Collected data:

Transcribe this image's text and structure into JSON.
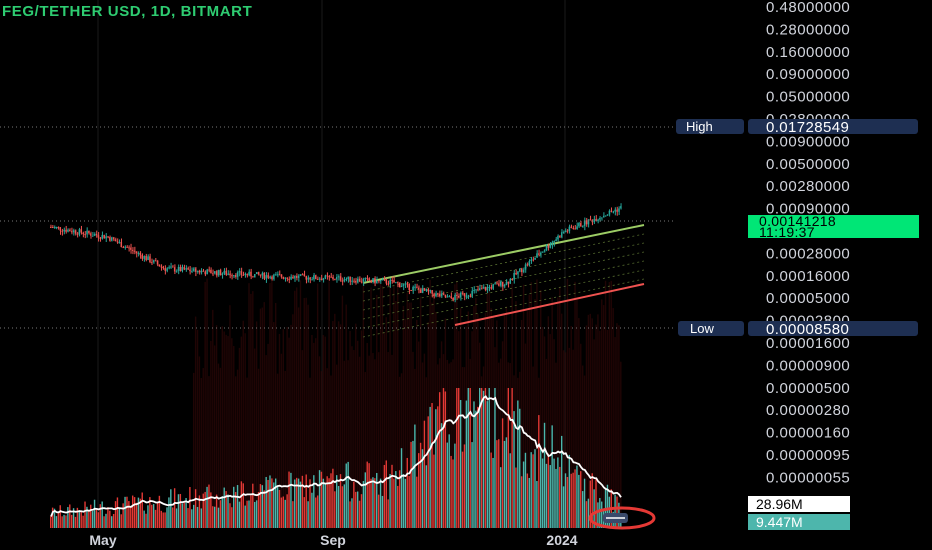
{
  "header": {
    "title": "FEG/TETHER USD, 1D, BITMART"
  },
  "colors": {
    "background": "#000000",
    "up": "#26a69a",
    "down": "#ef5350",
    "volume_up": "#4db6ac",
    "volume_down": "#e53935",
    "volume_ma": "#ffffff",
    "channel_upper": "#9ccc65",
    "channel_lower": "#ef5350",
    "price_tag": "#00e676",
    "hl_tag": "#1e2f52"
  },
  "chart_data": {
    "type": "candlestick",
    "scale": "log",
    "y_tick_labels": [
      "0.48000000",
      "0.28000000",
      "0.16000000",
      "0.09000000",
      "0.05000000",
      "0.02800000",
      "0.00900000",
      "0.00500000",
      "0.00280000",
      "0.00090000",
      "0.00050000",
      "0.00028000",
      "0.00016000",
      "0.00005000",
      "0.00002800",
      "0.00001600",
      "0.00000900",
      "0.00000500",
      "0.00000280",
      "0.00000160",
      "0.00000095",
      "0.00000055"
    ],
    "x_tick_labels": [
      "May",
      "Sep",
      "2024"
    ],
    "high": {
      "label": "High",
      "value": "0.01728549"
    },
    "low": {
      "label": "Low",
      "value": "0.00008580"
    },
    "last_price": {
      "value": "0.00141218",
      "countdown": "11:19:37"
    },
    "volume": {
      "ma_value": "28.96M",
      "last_value": "9.447M"
    },
    "price_series_approx": [
      {
        "t": "Apr",
        "price": 0.0008
      },
      {
        "t": "May",
        "price": 0.0006
      },
      {
        "t": "Jun",
        "price": 0.00024
      },
      {
        "t": "Jul",
        "price": 0.00021
      },
      {
        "t": "Aug",
        "price": 0.00019
      },
      {
        "t": "Sep",
        "price": 0.00018
      },
      {
        "t": "Oct",
        "price": 0.00016
      },
      {
        "t": "Nov",
        "price": 0.0001
      },
      {
        "t": "Dec",
        "price": 0.00016
      },
      {
        "t": "2024",
        "price": 0.0007
      },
      {
        "t": "Jan",
        "price": 0.0014
      }
    ]
  }
}
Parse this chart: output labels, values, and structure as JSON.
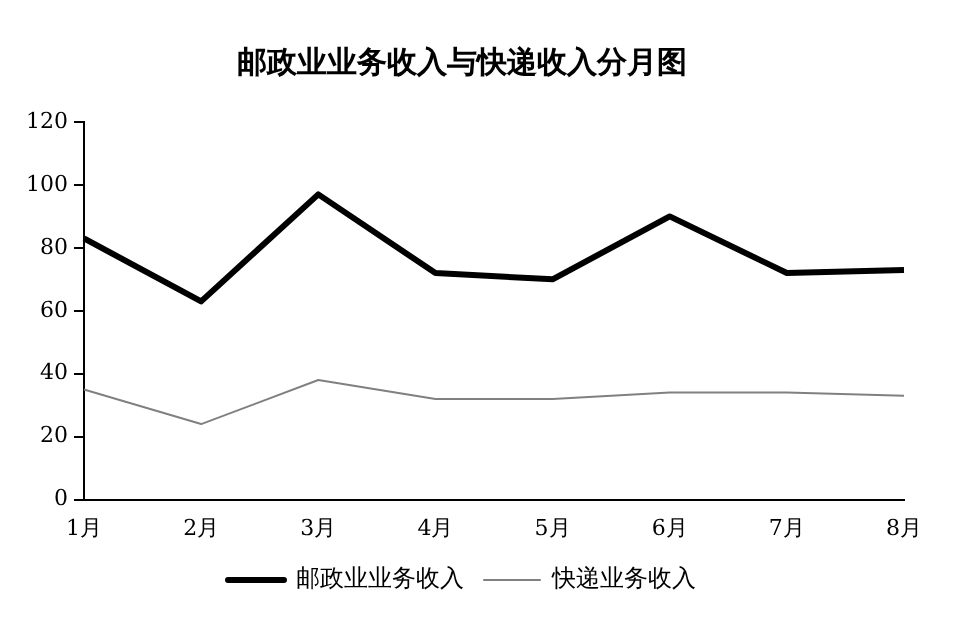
{
  "chart_data": {
    "type": "line",
    "title": "邮政业业务收入与快递收入分月图",
    "categories": [
      "1月",
      "2月",
      "3月",
      "4月",
      "5月",
      "6月",
      "7月",
      "8月"
    ],
    "series": [
      {
        "name": "邮政业业务收入",
        "color": "#000000",
        "values": [
          83,
          63,
          97,
          72,
          70,
          90,
          72,
          73
        ]
      },
      {
        "name": "快递业务收入",
        "color": "#808080",
        "values": [
          35,
          24,
          38,
          32,
          32,
          34,
          34,
          33
        ]
      }
    ],
    "ylim": [
      0,
      120
    ],
    "yticks": [
      0,
      20,
      40,
      60,
      80,
      100,
      120
    ],
    "grid": false,
    "legend": "bottom",
    "marker": "none",
    "line_style": "solid"
  }
}
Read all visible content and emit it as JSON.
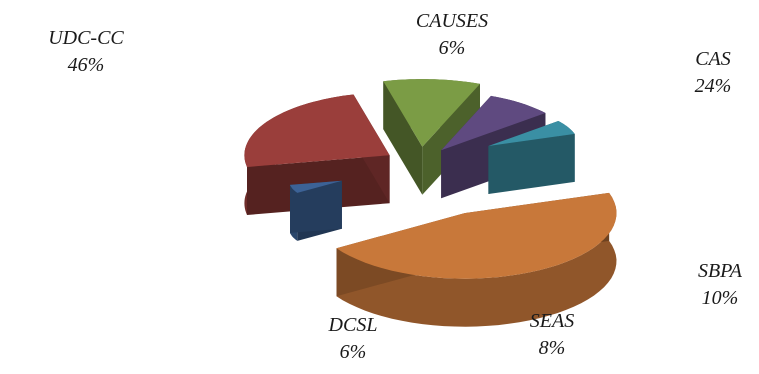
{
  "chart_data": {
    "type": "pie",
    "style": "3d-exploded",
    "title": "",
    "slices": [
      {
        "label": "UDC-CC",
        "value": 46,
        "value_label": "46%",
        "color": "#C8783A"
      },
      {
        "label": "CAUSES",
        "value": 6,
        "value_label": "6%",
        "color": "#3C6296"
      },
      {
        "label": "CAS",
        "value": 24,
        "value_label": "24%",
        "color": "#9A3E3B"
      },
      {
        "label": "SBPA",
        "value": 10,
        "value_label": "10%",
        "color": "#7B9C45"
      },
      {
        "label": "SEAS",
        "value": 8,
        "value_label": "8%",
        "color": "#5F4A80"
      },
      {
        "label": "DCSL",
        "value": 6,
        "value_label": "6%",
        "color": "#3A8FA4"
      }
    ]
  }
}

» **Short problem**: Restate each entry word for word, please, but drop any images it holds.

» **Finished exercise**:
Transcribe this image's text and structure into JSON.
{
  "header": {
    "title": "FEG/TETHER USD, 1D, BITMART"
  },
  "colors": {
    "background": "#000000",
    "up": "#26a69a",
    "down": "#ef5350",
    "volume_up": "#4db6ac",
    "volume_down": "#e53935",
    "volume_ma": "#ffffff",
    "channel_upper": "#9ccc65",
    "channel_lower": "#ef5350",
    "price_tag": "#00e676",
    "hl_tag": "#1e2f52"
  },
  "chart_data": {
    "type": "candlestick",
    "scale": "log",
    "y_tick_labels": [
      "0.48000000",
      "0.28000000",
      "0.16000000",
      "0.09000000",
      "0.05000000",
      "0.02800000",
      "0.00900000",
      "0.00500000",
      "0.00280000",
      "0.00090000",
      "0.00050000",
      "0.00028000",
      "0.00016000",
      "0.00005000",
      "0.00002800",
      "0.00001600",
      "0.00000900",
      "0.00000500",
      "0.00000280",
      "0.00000160",
      "0.00000095",
      "0.00000055"
    ],
    "x_tick_labels": [
      "May",
      "Sep",
      "2024"
    ],
    "high": {
      "label": "High",
      "value": "0.01728549"
    },
    "low": {
      "label": "Low",
      "value": "0.00008580"
    },
    "last_price": {
      "value": "0.00141218",
      "countdown": "11:19:37"
    },
    "volume": {
      "ma_value": "28.96M",
      "last_value": "9.447M"
    },
    "price_series_approx": [
      {
        "t": "Apr",
        "price": 0.0008
      },
      {
        "t": "May",
        "price": 0.0006
      },
      {
        "t": "Jun",
        "price": 0.00024
      },
      {
        "t": "Jul",
        "price": 0.00021
      },
      {
        "t": "Aug",
        "price": 0.00019
      },
      {
        "t": "Sep",
        "price": 0.00018
      },
      {
        "t": "Oct",
        "price": 0.00016
      },
      {
        "t": "Nov",
        "price": 0.0001
      },
      {
        "t": "Dec",
        "price": 0.00016
      },
      {
        "t": "2024",
        "price": 0.0007
      },
      {
        "t": "Jan",
        "price": 0.0014
      }
    ]
  }
}
Parse this chart: output labels, values, and structure as JSON.
{
  "chart_data": {
    "type": "line",
    "title": "邮政业业务收入与快递收入分月图",
    "categories": [
      "1月",
      "2月",
      "3月",
      "4月",
      "5月",
      "6月",
      "7月",
      "8月"
    ],
    "series": [
      {
        "name": "邮政业业务收入",
        "color": "#000000",
        "values": [
          83,
          63,
          97,
          72,
          70,
          90,
          72,
          73
        ]
      },
      {
        "name": "快递业务收入",
        "color": "#808080",
        "values": [
          35,
          24,
          38,
          32,
          32,
          34,
          34,
          33
        ]
      }
    ],
    "ylim": [
      0,
      120
    ],
    "yticks": [
      0,
      20,
      40,
      60,
      80,
      100,
      120
    ],
    "grid": false,
    "legend": "bottom",
    "marker": "none",
    "line_style": "solid"
  }
}
Read all visible content and emit it as JSON.
{
  "chart_data": {
    "type": "pie",
    "style": "3d-exploded",
    "title": "",
    "slices": [
      {
        "label": "UDC-CC",
        "value": 46,
        "value_label": "46%",
        "color": "#C8783A"
      },
      {
        "label": "CAUSES",
        "value": 6,
        "value_label": "6%",
        "color": "#3C6296"
      },
      {
        "label": "CAS",
        "value": 24,
        "value_label": "24%",
        "color": "#9A3E3B"
      },
      {
        "label": "SBPA",
        "value": 10,
        "value_label": "10%",
        "color": "#7B9C45"
      },
      {
        "label": "SEAS",
        "value": 8,
        "value_label": "8%",
        "color": "#5F4A80"
      },
      {
        "label": "DCSL",
        "value": 6,
        "value_label": "6%",
        "color": "#3A8FA4"
      }
    ]
  }
}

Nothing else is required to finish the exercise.